» Goal
Search the material and gather each line with "this" in it.

Data records

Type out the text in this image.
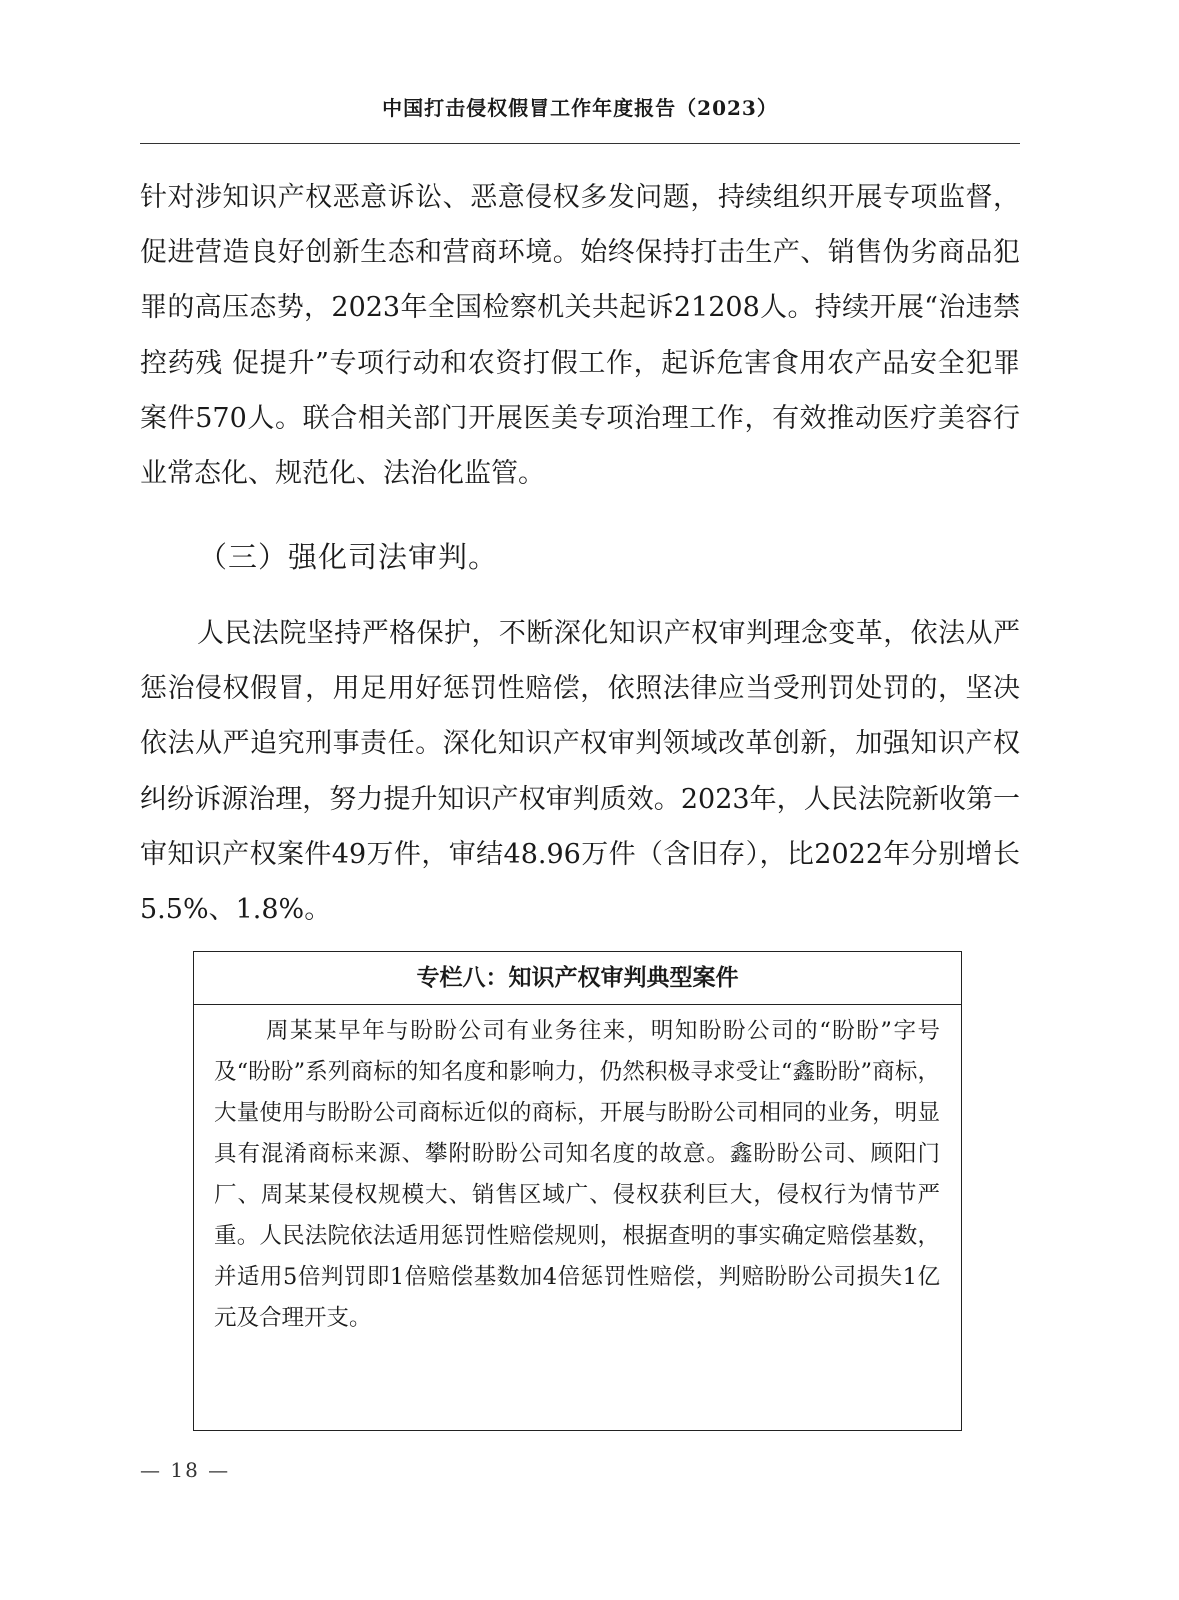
中国打击侵权假冒工作年度报告（2023）

针对涉知识产权恶意诉讼、恶意侵权多发问题，持续组织开展专项监督，促进营造良好创新生态和营商环境。始终保持打击生产、销售伪劣商品犯罪的高压态势，2023年全国检察机关共起诉21208人。持续开展“治违禁 控药残 促提升”专项行动和农资打假工作，起诉危害食用农产品安全犯罪案件570人。联合相关部门开展医美专项治理工作，有效推动医疗美容行业常态化、规范化、法治化监管。

（三）强化司法审判。

人民法院坚持严格保护，不断深化知识产权审判理念变革，依法从严惩治侵权假冒，用足用好惩罚性赔偿，依照法律应当受刑罚处罚的，坚决依法从严追究刑事责任。深化知识产权审判领域改革创新，加强知识产权纠纷诉源治理，努力提升知识产权审判质效。2023年，人民法院新收第一审知识产权案件49万件，审结48.96万件（含旧存），比2022年分别增长5.5%、1.8%。

专栏八：知识产权审判典型案件
周某某早年与盼盼公司有业务往来，明知盼盼公司的“盼盼”字号及“盼盼”系列商标的知名度和影响力，仍然积极寻求受让“鑫盼盼”商标，大量使用与盼盼公司商标近似的商标，开展与盼盼公司相同的业务，明显具有混淆商标来源、攀附盼盼公司知名度的故意。鑫盼盼公司、顾阳门厂、周某某侵权规模大、销售区域广、侵权获利巨大，侵权行为情节严重。人民法院依法适用惩罚性赔偿规则，根据查明的事实确定赔偿基数，并适用5倍判罚即1倍赔偿基数加4倍惩罚性赔偿，判赔盼盼公司损失1亿元及合理开支。
— 18 —
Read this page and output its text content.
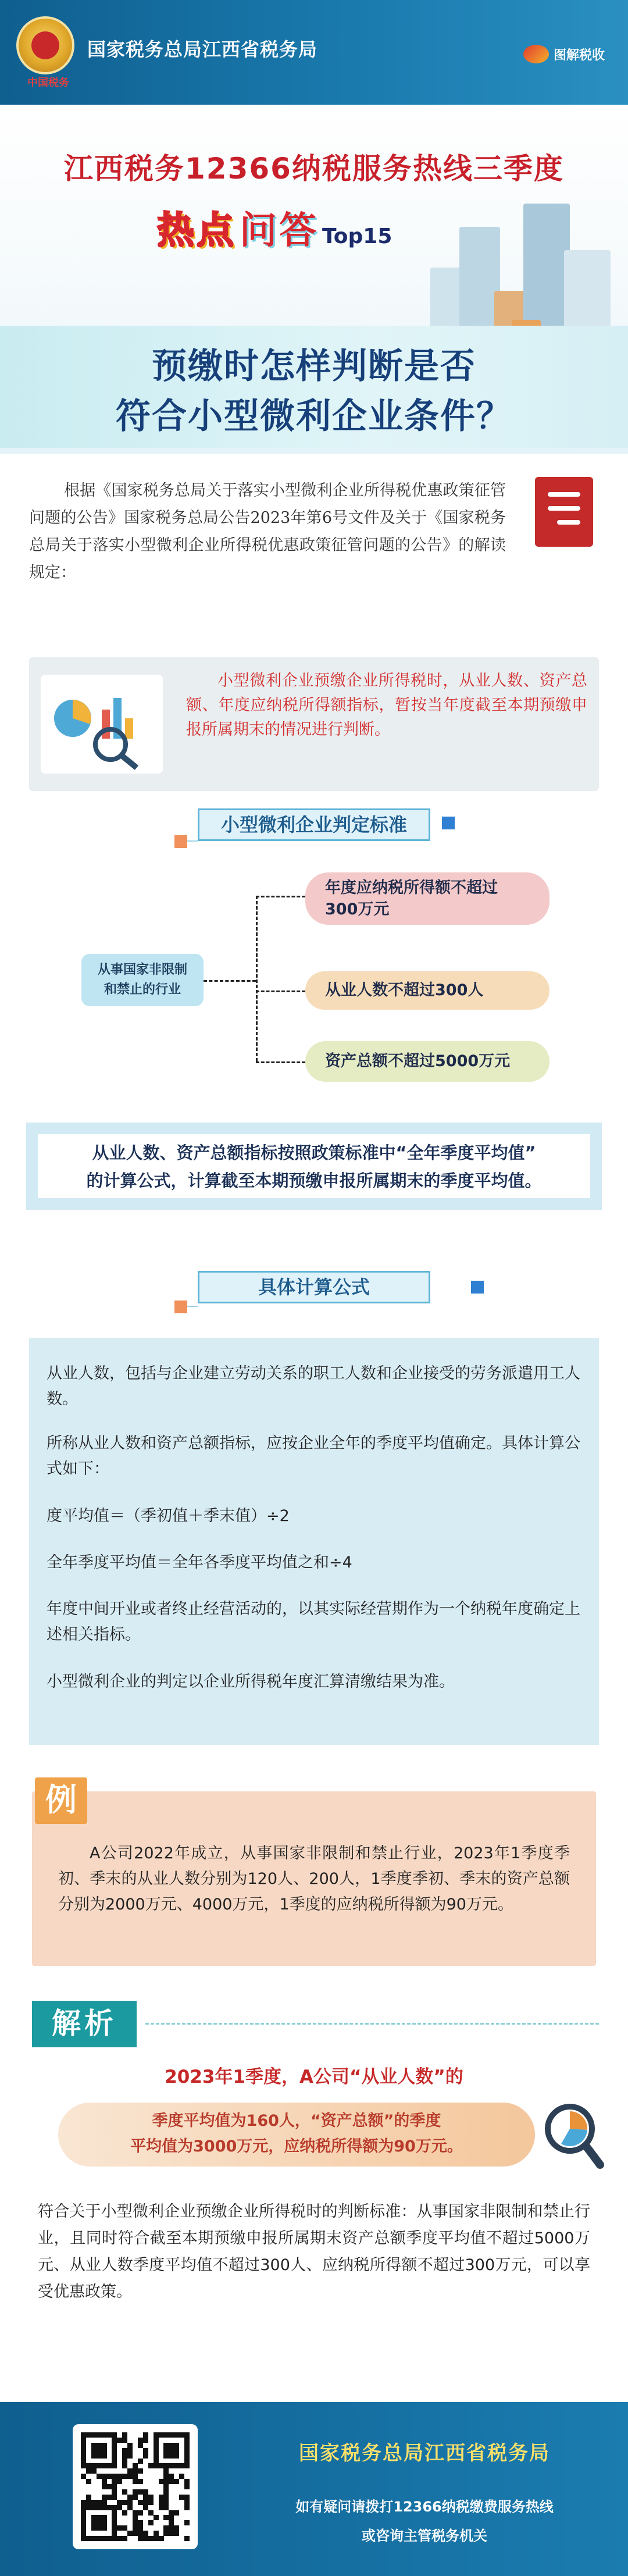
中国税务
国家税务总局江西省税务局	图解税收
江西税务12366纳税服务热线三季度
热点 问答 Top15
预缴时怎样判断是否
符合小型微利企业条件？
根据《国家税务总局关于落实小型微利企业所得税优惠政策征管问题的公告》国家税务总局公告2023年第6号文件及关于《国家税务总局关于落实小型微利企业所得税优惠政策征管问题的公告》的解读规定：
小型微利企业预缴企业所得税时，从业人数、资产总额、年度应纳税所得额指标，暂按当年度截至本期预缴申报所属期末的情况进行判断。
小型微利企业判定标准
从事国家非限制
和禁止的行业
年度应纳税所得额不超过
300万元
从业人数不超过300人
资产总额不超过5000万元
从业人数、资产总额指标按照政策标准中“全年季度平均值”
的计算公式，计算截至本期预缴申报所属期末的季度平均值。
具体计算公式
从业人数，包括与企业建立劳动关系的职工人数和企业接受的劳务派遣用工人数。
所称从业人数和资产总额指标，应按企业全年的季度平均值确定。具体计算公式如下：
度平均值＝（季初值＋季末值）÷2
全年季度平均值＝全年各季度平均值之和÷4
年度中间开业或者终止经营活动的，以其实际经营期作为一个纳税年度确定上述相关指标。
小型微利企业的判定以企业所得税年度汇算清缴结果为准。
A公司2022年成立，从事国家非限制和禁止行业，2023年1季度季初、季末的从业人数分别为120人、200人，1季度季初、季末的资产总额分别为2000万元、4000万元，1季度的应纳税所得额为90万元。
例
解析
2023年1季度，A公司“从业人数”的
季度平均值为160人，“资产总额”的季度
平均值为3000万元，应纳税所得额为90万元。
符合关于小型微利企业预缴企业所得税时的判断标准：从事国家非限制和禁止行业，且同时符合截至本期预缴申报所属期末资产总额季度平均值不超过5000万元、从业人数季度平均值不超过300人、应纳税所得额不超过300万元，可以享受优惠政策。
国家税务总局江西省税务局
如有疑问请拨打12366纳税缴费服务热线
或咨询主管税务机关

» Worked solution
Type out the text in this image.
Read this page and output its text content.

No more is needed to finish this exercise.